Items from a figure collection:
──────────────────────────────

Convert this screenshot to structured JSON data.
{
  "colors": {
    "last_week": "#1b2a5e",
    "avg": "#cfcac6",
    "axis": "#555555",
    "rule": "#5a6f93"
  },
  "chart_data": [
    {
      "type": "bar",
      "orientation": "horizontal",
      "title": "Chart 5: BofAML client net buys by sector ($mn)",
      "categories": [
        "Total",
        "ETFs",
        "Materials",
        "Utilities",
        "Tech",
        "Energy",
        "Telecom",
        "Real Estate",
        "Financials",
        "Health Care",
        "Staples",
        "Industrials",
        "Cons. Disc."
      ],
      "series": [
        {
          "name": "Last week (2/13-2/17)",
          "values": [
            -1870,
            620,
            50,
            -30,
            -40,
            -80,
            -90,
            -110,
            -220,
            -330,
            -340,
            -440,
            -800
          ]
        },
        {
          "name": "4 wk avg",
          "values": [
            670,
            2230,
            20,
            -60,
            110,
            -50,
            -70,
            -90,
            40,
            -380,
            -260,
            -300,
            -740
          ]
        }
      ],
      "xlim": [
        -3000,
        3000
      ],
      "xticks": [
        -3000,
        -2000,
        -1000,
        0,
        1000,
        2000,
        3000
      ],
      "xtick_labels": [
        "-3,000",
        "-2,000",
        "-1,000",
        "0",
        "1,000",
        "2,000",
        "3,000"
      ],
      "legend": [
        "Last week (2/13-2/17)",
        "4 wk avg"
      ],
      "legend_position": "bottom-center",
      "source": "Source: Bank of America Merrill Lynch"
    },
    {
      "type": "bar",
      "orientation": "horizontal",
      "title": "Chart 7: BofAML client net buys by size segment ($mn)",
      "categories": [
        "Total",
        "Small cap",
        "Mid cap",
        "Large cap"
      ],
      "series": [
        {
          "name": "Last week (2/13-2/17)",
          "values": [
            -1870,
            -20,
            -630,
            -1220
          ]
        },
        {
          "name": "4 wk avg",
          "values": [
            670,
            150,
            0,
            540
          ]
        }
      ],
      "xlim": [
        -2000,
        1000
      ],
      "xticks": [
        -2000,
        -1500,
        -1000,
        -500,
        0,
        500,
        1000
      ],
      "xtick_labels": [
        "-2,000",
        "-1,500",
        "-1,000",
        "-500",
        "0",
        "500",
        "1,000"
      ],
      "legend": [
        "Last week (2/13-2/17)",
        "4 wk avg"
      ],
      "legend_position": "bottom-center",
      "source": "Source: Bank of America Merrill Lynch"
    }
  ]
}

──────────────────────────────

### Aim of the exercise
Copy every record exactly as presented.

### Reply to the exercise
Convert this screenshot to structured JSON data.
{
  "colors": {
    "last_week": "#1b2a5e",
    "avg": "#cfcac6",
    "axis": "#555555",
    "rule": "#5a6f93"
  },
  "chart_data": [
    {
      "type": "bar",
      "orientation": "horizontal",
      "title": "Chart 5: BofAML client net buys by sector ($mn)",
      "categories": [
        "Total",
        "ETFs",
        "Materials",
        "Utilities",
        "Tech",
        "Energy",
        "Telecom",
        "Real Estate",
        "Financials",
        "Health Care",
        "Staples",
        "Industrials",
        "Cons. Disc."
      ],
      "series": [
        {
          "name": "Last week (2/13-2/17)",
          "values": [
            -1870,
            620,
            50,
            -30,
            -40,
            -80,
            -90,
            -110,
            -220,
            -330,
            -340,
            -440,
            -800
          ]
        },
        {
          "name": "4 wk avg",
          "values": [
            670,
            2230,
            20,
            -60,
            110,
            -50,
            -70,
            -90,
            40,
            -380,
            -260,
            -300,
            -740
          ]
        }
      ],
      "xlim": [
        -3000,
        3000
      ],
      "xticks": [
        -3000,
        -2000,
        -1000,
        0,
        1000,
        2000,
        3000
      ],
      "xtick_labels": [
        "-3,000",
        "-2,000",
        "-1,000",
        "0",
        "1,000",
        "2,000",
        "3,000"
      ],
      "legend": [
        "Last week (2/13-2/17)",
        "4 wk avg"
      ],
      "legend_position": "bottom-center",
      "source": "Source: Bank of America Merrill Lynch"
    },
    {
      "type": "bar",
      "orientation": "horizontal",
      "title": "Chart 7: BofAML client net buys by size segment ($mn)",
      "categories": [
        "Total",
        "Small cap",
        "Mid cap",
        "Large cap"
      ],
      "series": [
        {
          "name": "Last week (2/13-2/17)",
          "values": [
            -1870,
            -20,
            -630,
            -1220
          ]
        },
        {
          "name": "4 wk avg",
          "values": [
            670,
            150,
            0,
            540
          ]
        }
      ],
      "xlim": [
        -2000,
        1000
      ],
      "xticks": [
        -2000,
        -1500,
        -1000,
        -500,
        0,
        500,
        1000
      ],
      "xtick_labels": [
        "-2,000",
        "-1,500",
        "-1,000",
        "-500",
        "0",
        "500",
        "1,000"
      ],
      "legend": [
        "Last week (2/13-2/17)",
        "4 wk avg"
      ],
      "legend_position": "bottom-center",
      "source": "Source: Bank of America Merrill Lynch"
    }
  ]
}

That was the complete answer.